Do this → Lift out each line of the data that holds "besoins".

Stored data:
++++++++++++++++++++

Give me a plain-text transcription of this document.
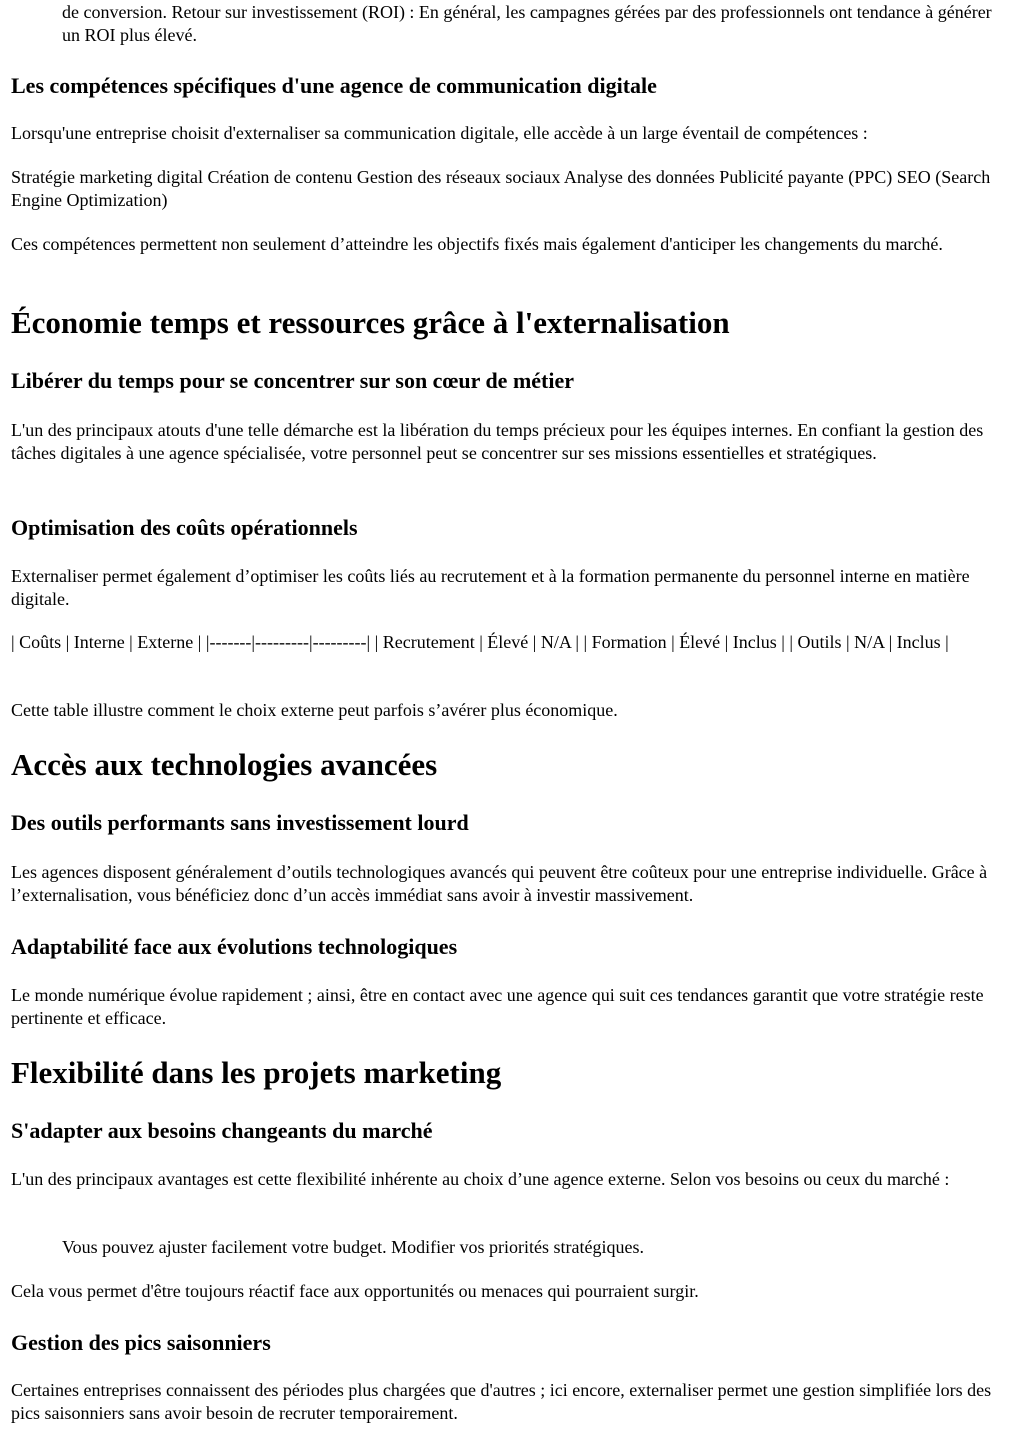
de conversion. Retour sur investissement (ROI) : En général, les campagnes gérées par des professionnels ont tendance à générer un ROI plus élevé.

Les compétences spécifiques d'une agence de communication digitale

Lorsqu'une entreprise choisit d'externaliser sa communication digitale, elle accède à un large éventail de compétences :

Stratégie marketing digital Création de contenu Gestion des réseaux sociaux Analyse des données Publicité payante (PPC) SEO (Search Engine Optimization)

Ces compétences permettent non seulement d’atteindre les objectifs fixés mais également d'anticiper les changements du marché.

Économie temps et ressources grâce à l'externalisation
Libérer du temps pour se concentrer sur son cœur de métier

L'un des principaux atouts d'une telle démarche est la libération du temps précieux pour les équipes internes. En confiant la gestion des tâches digitales à une agence spécialisée, votre personnel peut se concentrer sur ses missions essentielles et stratégiques.

Optimisation des coûts opérationnels

Externaliser permet également d’optimiser les coûts liés au recrutement et à la formation permanente du personnel interne en matière digitale.

| Coûts | Interne | Externe | |-------|---------|---------| | Recrutement | Élevé | N/A | | Formation | Élevé | Inclus | | Outils | N/A | Inclus |

Cette table illustre comment le choix externe peut parfois s’avérer plus économique.

Accès aux technologies avancées
Des outils performants sans investissement lourd

Les agences disposent généralement d’outils technologiques avancés qui peuvent être coûteux pour une entreprise individuelle. Grâce à l’externalisation, vous bénéficiez donc d’un accès immédiat sans avoir à investir massivement.

Adaptabilité face aux évolutions technologiques

Le monde numérique évolue rapidement ; ainsi, être en contact avec une agence qui suit ces tendances garantit que votre stratégie reste pertinente et efficace.

Flexibilité dans les projets marketing
S'adapter aux besoins changeants du marché

L'un des principaux avantages est cette flexibilité inhérente au choix d’une agence externe. Selon vos besoins ou ceux du marché :

Vous pouvez ajuster facilement votre budget. Modifier vos priorités stratégiques.

Cela vous permet d'être toujours réactif face aux opportunités ou menaces qui pourraient surgir.

Gestion des pics saisonniers

Certaines entreprises connaissent des périodes plus chargées que d'autres ; ici encore, externaliser permet une gestion simplifiée lors des pics saisonniers sans avoir besoin de recruter temporairement.
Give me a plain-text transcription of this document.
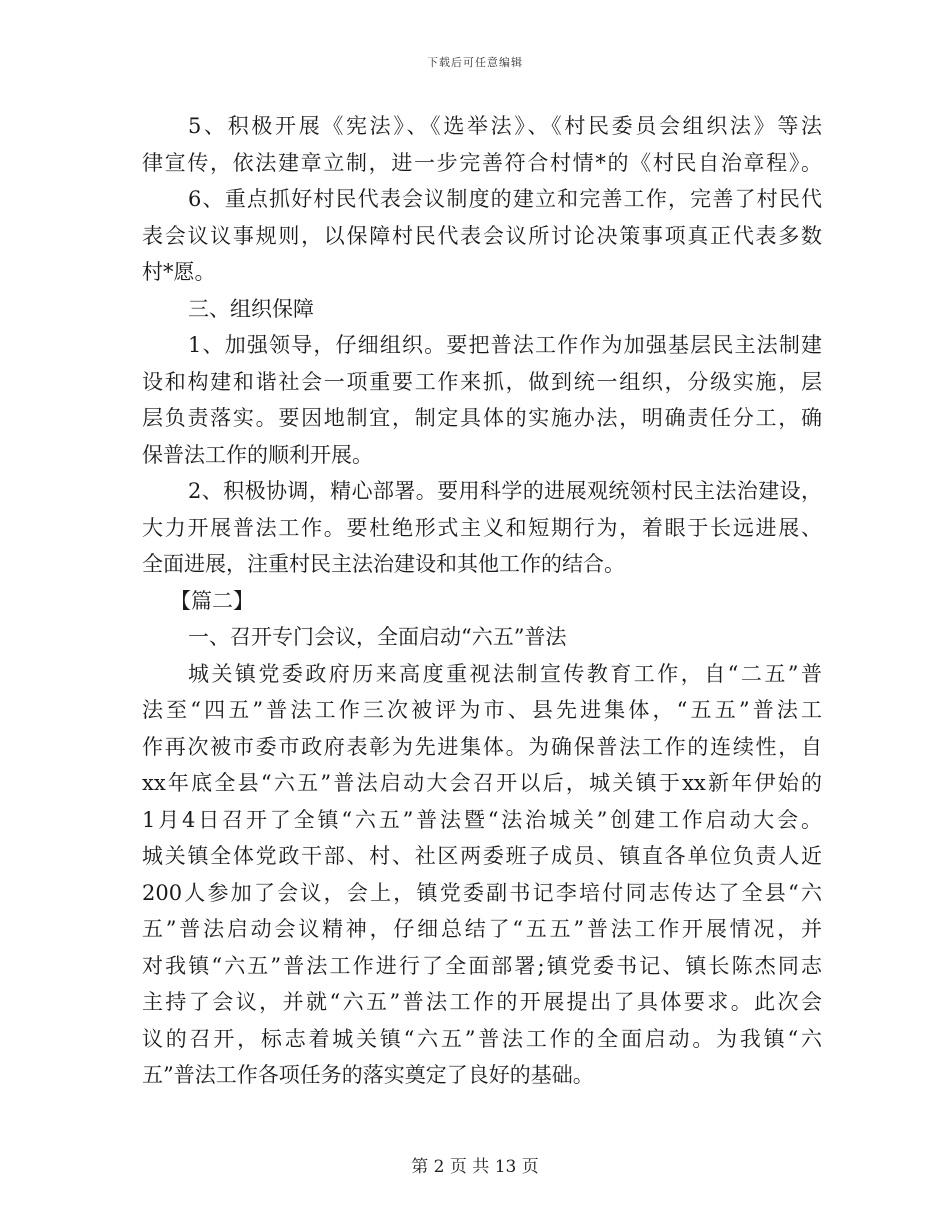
下载后可任意编辑
5、积极开展《宪法》、《选举法》、《村民委员会组织法》等法
律宣传，依法建章立制，进一步完善符合村情*的《村民自治章程》。
6、重点抓好村民代表会议制度的建立和完善工作，完善了村民代
表会议议事规则，以保障村民代表会议所讨论决策事项真正代表多数
村*愿。
三、组织保障
1、加强领导，仔细组织。要把普法工作作为加强基层民主法制建
设和构建和谐社会一项重要工作来抓，做到统一组织，分级实施，层
层负责落实。要因地制宜，制定具体的实施办法，明确责任分工，确
保普法工作的顺利开展。
2、积极协调，精心部署。要用科学的进展观统领村民主法治建设，
大力开展普法工作。要杜绝形式主义和短期行为，着眼于长远进展、
全面进展，注重村民主法治建设和其他工作的结合。
【篇二】
一、召开专门会议，全面启动“六五”普法
城关镇党委政府历来高度重视法制宣传教育工作，自“二五”普
法至“四五”普法工作三次被评为市、县先进集体，“五五”普法工
作再次被市委市政府表彰为先进集体。为确保普法工作的连续性，自
xx年底全县“六五”普法启动大会召开以后，城关镇于xx新年伊始的
1月4日召开了全镇“六五”普法暨“法治城关”创建工作启动大会。
城关镇全体党政干部、村、社区两委班子成员、镇直各单位负责人近
200人参加了会议，会上，镇党委副书记李培付同志传达了全县“六
五”普法启动会议精神，仔细总结了“五五”普法工作开展情况，并
对我镇“六五”普法工作进行了全面部署;镇党委书记、镇长陈杰同志
主持了会议，并就“六五”普法工作的开展提出了具体要求。此次会
议的召开，标志着城关镇“六五”普法工作的全面启动。为我镇“六
五”普法工作各项任务的落实奠定了良好的基础。
第 2 页 共 13 页
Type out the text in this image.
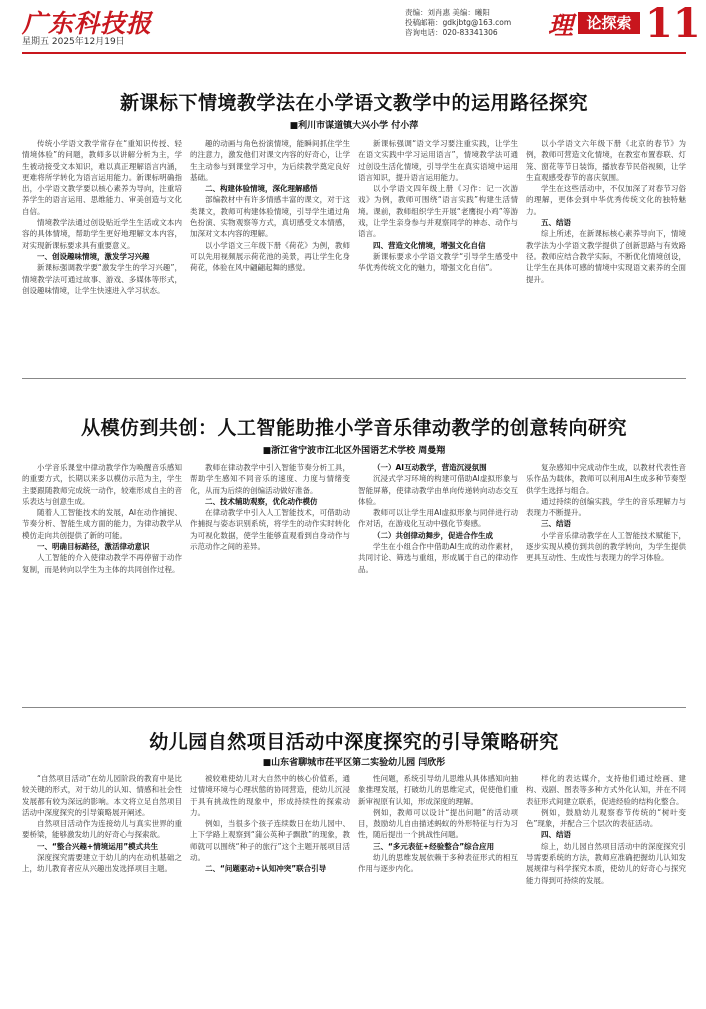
广东科技报
星期五 2025年12月19日
责编：刘肖惠 美编：曦阳
投稿邮箱：gdkjbtg@163.com
咨询电话：020-83341306	理 论探索 11
新课标下情境教学法在小学语文教学中的运用路径探究
■利川市谋道镇大兴小学 付小萍

传统小学语文教学常存在“重知识传授、轻情境体验”的问题，教师多以讲解分析为主，学生被动接受文本知识，难以真正理解语言内涵，更难将所学转化为语言运用能力。新课标明确指出，小学语文教学要以核心素养为导向，注重培养学生的语言运用、思维能力、审美创造与文化自信。

情境教学法通过创设贴近学生生活或文本内容的具体情境，帮助学生更好地理解文本内容，对实现新课标要求具有重要意义。

一、创设趣味情境，激发学习兴趣

新课标强调教学要“激发学生的学习兴趣”，情境教学法可通过故事、游戏、多媒体等形式，创设趣味情境，让学生快速进入学习状态。

趣的动画与角色扮演情境，能瞬间抓住学生的注意力，激发他们对课文内容的好奇心，让学生主动参与到课堂学习中，为后续教学奠定良好基础。

二、构建体验情境，深化理解感悟

部编教材中有许多情感丰富的课文，对于这类课文，教师可构建体验情境，引导学生通过角色扮演、实物观察等方式，真切感受文本情感，加深对文本内容的理解。

以小学语文三年级下册《荷花》为例，教师可以先用视频展示荷花池的美景，再让学生化身荷花，体验在风中翩翩起舞的感觉。

新课标强调“语文学习要注重实践，让学生在语文实践中学习运用语言”，情境教学法可通过创设生活化情境，引导学生在真实语境中运用语言知识，提升语言运用能力。

以小学语文四年级上册《习作：记一次游戏》为例，教师可围绕“语言实践”构建生活情境。课前，教师组织学生开展“老鹰捉小鸡”等游戏，让学生亲身参与并观察同学的神态、动作与语言。

四、营造文化情境，增强文化自信

新课标要求小学语文教学“引导学生感受中华优秀传统文化的魅力，增强文化自信”。

以小学语文六年级下册《北京的春节》为例，教师可营造文化情境，在教室布置春联、灯笼、窗花等节日装饰，播放春节民俗视频，让学生直观感受春节的喜庆氛围。

学生在这些活动中，不仅加深了对春节习俗的理解，更体会到中华优秀传统文化的独特魅力。

五、结语

综上所述，在新课标核心素养导向下，情境教学法为小学语文教学提供了创新思路与有效路径。教师应结合教学实际，不断优化情境创设，让学生在具体可感的情境中实现语文素养的全面提升。

从模仿到共创：人工智能助推小学音乐律动教学的创意转向研究
■浙江省宁波市江北区外国语艺术学校 周曼翔

小学音乐课堂中律动教学作为唤醒音乐感知的重要方式，长期以来多以模仿示范为主，学生主要跟随教师完成统一动作，较难形成自主的音乐表达与创意生成。

随着人工智能技术的发展，AI在动作捕捉、节奏分析、智能生成方面的能力，为律动教学从模仿走向共创提供了新的可能。

一、明确目标路径，激活律动意识

人工智能的介入使律动教学不再停留于动作复制，而是转向以学生为主体的共同创作过程。

教师在律动教学中引入智能节奏分析工具，帮助学生感知不同音乐的速度、力度与情绪变化，从而为后续的创编活动做好准备。

二、技术辅助观察，优化动作模仿

在律动教学中引入人工智能技术，可借助动作捕捉与姿态识别系统，将学生的动作实时转化为可视化数据，使学生能够直观看到自身动作与示范动作之间的差异。

（一）AI互动教学，营造沉浸氛围

沉浸式学习环境的构建可借助AI虚拟形象与智能屏幕，使律动教学由单向传递转向动态交互体验。

教师可以让学生用AI虚拟形象与同伴进行动作对话，在游戏化互动中强化节奏感。

（二）共创律动舞步，促进合作生成

学生在小组合作中借助AI生成的动作素材，共同讨论、筛选与重组，形成属于自己的律动作品。

复杂感知中完成动作生成，以教材代表性音乐作品为载体，教师可以利用AI生成多种节奏型供学生选择与组合。

通过持续的创编实践，学生的音乐理解力与表现力不断提升。

三、结语

小学音乐律动教学在人工智能技术赋能下，逐步实现从模仿到共创的教学转向，为学生提供更具互动性、生成性与表现力的学习体验。

幼儿园自然项目活动中深度探究的引导策略研究
■山东省聊城市茌平区第二实验幼儿园 闫欣彤

“自然项目活动”在幼儿园阶段的教育中是比较关键的形式，对于幼儿的认知、情感和社会性发展都有较为深远的影响。本文将立足自然项目活动中深度探究的引导策略展开阐述。

自然项目活动作为连接幼儿与真实世界的重要桥梁，能够激发幼儿的好奇心与探索欲。

一、“整合兴趣+情境运用”模式共生

深度探究需要建立于幼儿的内在动机基础之上，幼儿教育者应从兴趣出发选择项目主题。

被较难使幼儿对大自然中的核心价值系，通过情境环境与心理状態的协同营造，使幼儿沉浸于具有挑战性的现象中，形成持续性的探索动力。

例如，当很多个孩子连续数日在幼儿园中、上下学路上观察到“蒲公英种子飘散”的现象，教师就可以围绕“种子的旅行”这个主题开展项目活动。

二、“问题驱动+认知冲突”联合引导

性问题，系统引导幼儿思维从具体感知向抽象推理发展，打破幼儿的思维定式，促使他们重新审视原有认知，形成深度的理解。

例如，教师可以设计“提出问题”的活动项目，鼓励幼儿自由描述蚂蚁的外形特征与行为习性，随后提出一个挑战性问题。

三、“多元表征+经验整合”综合应用

幼儿的思维发展依赖于多种表征形式的相互作用与逐步内化。

样化的表达媒介，支持他们通过绘画、建构、戏剧、图表等多种方式外化认知，并在不同表征形式间建立联系，促进经验的结构化整合。

例如，鼓励幼儿观察春节传统的“树叶变色”现象，并配合三个层次的表征活动。

四、结语

综上，幼儿园自然项目活动中的深度探究引导需要系统的方法，教师应准确把握幼儿认知发展规律与科学探究本质，使幼儿的好奇心与探究能力得到可持续的发展。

++++++++++++++++++++

The reply →
S'adapter aux besoins changeants du marché
L'un des principaux avantages est cette flexibilité inhérente au choix d’une agence externe. Selon vos besoins ou ceux du marché :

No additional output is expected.